• [SOURCE DATA]

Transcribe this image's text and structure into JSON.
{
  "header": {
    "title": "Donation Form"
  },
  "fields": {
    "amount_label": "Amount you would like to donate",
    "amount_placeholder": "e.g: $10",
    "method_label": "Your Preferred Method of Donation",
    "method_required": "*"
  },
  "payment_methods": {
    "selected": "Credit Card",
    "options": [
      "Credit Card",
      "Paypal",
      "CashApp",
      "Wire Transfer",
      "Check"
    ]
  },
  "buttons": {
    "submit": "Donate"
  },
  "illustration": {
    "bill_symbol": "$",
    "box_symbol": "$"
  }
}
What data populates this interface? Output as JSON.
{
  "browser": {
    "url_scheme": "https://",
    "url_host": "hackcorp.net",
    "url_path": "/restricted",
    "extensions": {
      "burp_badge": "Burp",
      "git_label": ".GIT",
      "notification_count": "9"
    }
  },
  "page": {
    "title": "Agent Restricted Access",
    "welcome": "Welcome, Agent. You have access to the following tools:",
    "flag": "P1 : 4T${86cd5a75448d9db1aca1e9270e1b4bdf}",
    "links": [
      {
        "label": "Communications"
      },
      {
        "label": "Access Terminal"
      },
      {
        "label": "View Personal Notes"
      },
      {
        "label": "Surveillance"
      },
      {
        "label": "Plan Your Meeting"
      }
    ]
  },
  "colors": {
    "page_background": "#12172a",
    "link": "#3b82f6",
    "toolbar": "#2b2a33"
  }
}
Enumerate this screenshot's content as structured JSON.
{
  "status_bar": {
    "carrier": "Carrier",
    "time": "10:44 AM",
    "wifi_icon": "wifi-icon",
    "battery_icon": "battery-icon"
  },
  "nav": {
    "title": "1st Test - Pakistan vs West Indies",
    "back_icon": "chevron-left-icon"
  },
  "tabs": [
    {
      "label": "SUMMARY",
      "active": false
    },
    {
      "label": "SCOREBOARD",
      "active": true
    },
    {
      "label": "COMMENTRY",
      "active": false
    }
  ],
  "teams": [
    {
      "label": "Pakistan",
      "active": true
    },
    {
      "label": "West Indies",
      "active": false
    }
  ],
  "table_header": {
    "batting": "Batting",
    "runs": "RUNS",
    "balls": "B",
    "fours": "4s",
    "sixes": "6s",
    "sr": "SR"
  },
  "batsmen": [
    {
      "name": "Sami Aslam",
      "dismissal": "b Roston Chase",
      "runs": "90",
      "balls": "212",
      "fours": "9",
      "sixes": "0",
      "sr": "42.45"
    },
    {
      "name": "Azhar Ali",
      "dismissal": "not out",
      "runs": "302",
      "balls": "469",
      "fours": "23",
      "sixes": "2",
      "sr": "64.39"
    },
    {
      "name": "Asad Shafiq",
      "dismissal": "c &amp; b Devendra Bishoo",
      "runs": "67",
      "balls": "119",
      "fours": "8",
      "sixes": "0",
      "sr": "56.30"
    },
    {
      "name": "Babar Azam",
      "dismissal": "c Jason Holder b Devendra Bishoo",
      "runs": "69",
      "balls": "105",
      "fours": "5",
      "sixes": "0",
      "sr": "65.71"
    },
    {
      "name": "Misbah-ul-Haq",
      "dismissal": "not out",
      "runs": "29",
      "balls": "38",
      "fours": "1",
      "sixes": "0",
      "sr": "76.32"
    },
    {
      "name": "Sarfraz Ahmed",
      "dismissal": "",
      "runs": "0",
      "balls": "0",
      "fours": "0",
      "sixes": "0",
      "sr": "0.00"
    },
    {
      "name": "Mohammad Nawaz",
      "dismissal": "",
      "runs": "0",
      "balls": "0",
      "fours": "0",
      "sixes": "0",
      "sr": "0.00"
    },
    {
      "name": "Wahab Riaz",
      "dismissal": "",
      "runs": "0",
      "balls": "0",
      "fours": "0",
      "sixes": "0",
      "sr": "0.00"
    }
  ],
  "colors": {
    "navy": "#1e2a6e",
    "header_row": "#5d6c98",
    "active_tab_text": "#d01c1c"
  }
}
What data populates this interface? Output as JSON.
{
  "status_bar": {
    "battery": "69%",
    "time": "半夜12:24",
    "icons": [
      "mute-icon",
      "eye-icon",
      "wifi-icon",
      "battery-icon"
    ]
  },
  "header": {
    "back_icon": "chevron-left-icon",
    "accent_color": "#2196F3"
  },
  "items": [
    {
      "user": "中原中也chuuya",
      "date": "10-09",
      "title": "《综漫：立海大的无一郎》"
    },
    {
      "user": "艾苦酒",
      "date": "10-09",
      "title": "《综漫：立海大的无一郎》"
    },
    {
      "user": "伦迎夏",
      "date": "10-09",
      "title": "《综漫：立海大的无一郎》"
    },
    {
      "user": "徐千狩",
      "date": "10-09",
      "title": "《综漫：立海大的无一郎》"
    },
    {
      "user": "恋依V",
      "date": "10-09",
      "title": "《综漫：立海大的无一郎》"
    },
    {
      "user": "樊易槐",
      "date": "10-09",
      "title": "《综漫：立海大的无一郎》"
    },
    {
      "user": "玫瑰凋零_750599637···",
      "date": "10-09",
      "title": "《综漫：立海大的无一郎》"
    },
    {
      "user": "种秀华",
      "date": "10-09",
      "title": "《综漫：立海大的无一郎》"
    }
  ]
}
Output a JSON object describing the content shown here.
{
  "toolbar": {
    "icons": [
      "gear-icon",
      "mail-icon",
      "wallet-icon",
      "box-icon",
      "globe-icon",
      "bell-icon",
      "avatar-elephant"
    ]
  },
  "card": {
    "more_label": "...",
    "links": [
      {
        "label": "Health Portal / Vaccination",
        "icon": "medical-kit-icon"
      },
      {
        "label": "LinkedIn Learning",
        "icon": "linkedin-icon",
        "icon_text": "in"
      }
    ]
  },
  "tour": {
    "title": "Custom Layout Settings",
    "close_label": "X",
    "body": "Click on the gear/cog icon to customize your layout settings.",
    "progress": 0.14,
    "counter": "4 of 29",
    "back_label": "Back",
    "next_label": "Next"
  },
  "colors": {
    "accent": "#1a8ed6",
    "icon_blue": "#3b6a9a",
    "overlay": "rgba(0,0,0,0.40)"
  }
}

• [INSTRUCTION]
Every entry should be printed again exactly as it stands.

• [FINISHED TASK]
Transcribe this image's text and structure into JSON.
{
  "header": {
    "title": "Donation Form"
  },
  "fields": {
    "amount_label": "Amount you would like to donate",
    "amount_placeholder": "e.g: $10",
    "method_label": "Your Preferred Method of Donation",
    "method_required": "*"
  },
  "payment_methods": {
    "selected": "Credit Card",
    "options": [
      "Credit Card",
      "Paypal",
      "CashApp",
      "Wire Transfer",
      "Check"
    ]
  },
  "buttons": {
    "submit": "Donate"
  },
  "illustration": {
    "bill_symbol": "$",
    "box_symbol": "$"
  }
}
What data populates this interface? Output as JSON.
{
  "browser": {
    "url_scheme": "https://",
    "url_host": "hackcorp.net",
    "url_path": "/restricted",
    "extensions": {
      "burp_badge": "Burp",
      "git_label": ".GIT",
      "notification_count": "9"
    }
  },
  "page": {
    "title": "Agent Restricted Access",
    "welcome": "Welcome, Agent. You have access to the following tools:",
    "flag": "P1 : 4T${86cd5a75448d9db1aca1e9270e1b4bdf}",
    "links": [
      {
        "label": "Communications"
      },
      {
        "label": "Access Terminal"
      },
      {
        "label": "View Personal Notes"
      },
      {
        "label": "Surveillance"
      },
      {
        "label": "Plan Your Meeting"
      }
    ]
  },
  "colors": {
    "page_background": "#12172a",
    "link": "#3b82f6",
    "toolbar": "#2b2a33"
  }
}
Enumerate this screenshot's content as structured JSON.
{
  "status_bar": {
    "carrier": "Carrier",
    "time": "10:44 AM",
    "wifi_icon": "wifi-icon",
    "battery_icon": "battery-icon"
  },
  "nav": {
    "title": "1st Test - Pakistan vs West Indies",
    "back_icon": "chevron-left-icon"
  },
  "tabs": [
    {
      "label": "SUMMARY",
      "active": false
    },
    {
      "label": "SCOREBOARD",
      "active": true
    },
    {
      "label": "COMMENTRY",
      "active": false
    }
  ],
  "teams": [
    {
      "label": "Pakistan",
      "active": true
    },
    {
      "label": "West Indies",
      "active": false
    }
  ],
  "table_header": {
    "batting": "Batting",
    "runs": "RUNS",
    "balls": "B",
    "fours": "4s",
    "sixes": "6s",
    "sr": "SR"
  },
  "batsmen": [
    {
      "name": "Sami Aslam",
      "dismissal": "b Roston Chase",
      "runs": "90",
      "balls": "212",
      "fours": "9",
      "sixes": "0",
      "sr": "42.45"
    },
    {
      "name": "Azhar Ali",
      "dismissal": "not out",
      "runs": "302",
      "balls": "469",
      "fours": "23",
      "sixes": "2",
      "sr": "64.39"
    },
    {
      "name": "Asad Shafiq",
      "dismissal": "c &amp; b Devendra Bishoo",
      "runs": "67",
      "balls": "119",
      "fours": "8",
      "sixes": "0",
      "sr": "56.30"
    },
    {
      "name": "Babar Azam",
      "dismissal": "c Jason Holder b Devendra Bishoo",
      "runs": "69",
      "balls": "105",
      "fours": "5",
      "sixes": "0",
      "sr": "65.71"
    },
    {
      "name": "Misbah-ul-Haq",
      "dismissal": "not out",
      "runs": "29",
      "balls": "38",
      "fours": "1",
      "sixes": "0",
      "sr": "76.32"
    },
    {
      "name": "Sarfraz Ahmed",
      "dismissal": "",
      "runs": "0",
      "balls": "0",
      "fours": "0",
      "sixes": "0",
      "sr": "0.00"
    },
    {
      "name": "Mohammad Nawaz",
      "dismissal": "",
      "runs": "0",
      "balls": "0",
      "fours": "0",
      "sixes": "0",
      "sr": "0.00"
    },
    {
      "name": "Wahab Riaz",
      "dismissal": "",
      "runs": "0",
      "balls": "0",
      "fours": "0",
      "sixes": "0",
      "sr": "0.00"
    }
  ],
  "colors": {
    "navy": "#1e2a6e",
    "header_row": "#5d6c98",
    "active_tab_text": "#d01c1c"
  }
}
What data populates this interface? Output as JSON.
{
  "status_bar": {
    "battery": "69%",
    "time": "半夜12:24",
    "icons": [
      "mute-icon",
      "eye-icon",
      "wifi-icon",
      "battery-icon"
    ]
  },
  "header": {
    "back_icon": "chevron-left-icon",
    "accent_color": "#2196F3"
  },
  "items": [
    {
      "user": "中原中也chuuya",
      "date": "10-09",
      "title": "《综漫：立海大的无一郎》"
    },
    {
      "user": "艾苦酒",
      "date": "10-09",
      "title": "《综漫：立海大的无一郎》"
    },
    {
      "user": "伦迎夏",
      "date": "10-09",
      "title": "《综漫：立海大的无一郎》"
    },
    {
      "user": "徐千狩",
      "date": "10-09",
      "title": "《综漫：立海大的无一郎》"
    },
    {
      "user": "恋依V",
      "date": "10-09",
      "title": "《综漫：立海大的无一郎》"
    },
    {
      "user": "樊易槐",
      "date": "10-09",
      "title": "《综漫：立海大的无一郎》"
    },
    {
      "user": "玫瑰凋零_750599637···",
      "date": "10-09",
      "title": "《综漫：立海大的无一郎》"
    },
    {
      "user": "种秀华",
      "date": "10-09",
      "title": "《综漫：立海大的无一郎》"
    }
  ]
}
Output a JSON object describing the content shown here.
{
  "toolbar": {
    "icons": [
      "gear-icon",
      "mail-icon",
      "wallet-icon",
      "box-icon",
      "globe-icon",
      "bell-icon",
      "avatar-elephant"
    ]
  },
  "card": {
    "more_label": "...",
    "links": [
      {
        "label": "Health Portal / Vaccination",
        "icon": "medical-kit-icon"
      },
      {
        "label": "LinkedIn Learning",
        "icon": "linkedin-icon",
        "icon_text": "in"
      }
    ]
  },
  "tour": {
    "title": "Custom Layout Settings",
    "close_label": "X",
    "body": "Click on the gear/cog icon to customize your layout settings.",
    "progress": 0.14,
    "counter": "4 of 29",
    "back_label": "Back",
    "next_label": "Next"
  },
  "colors": {
    "accent": "#1a8ed6",
    "icon_blue": "#3b6a9a",
    "overlay": "rgba(0,0,0,0.40)"
  }
}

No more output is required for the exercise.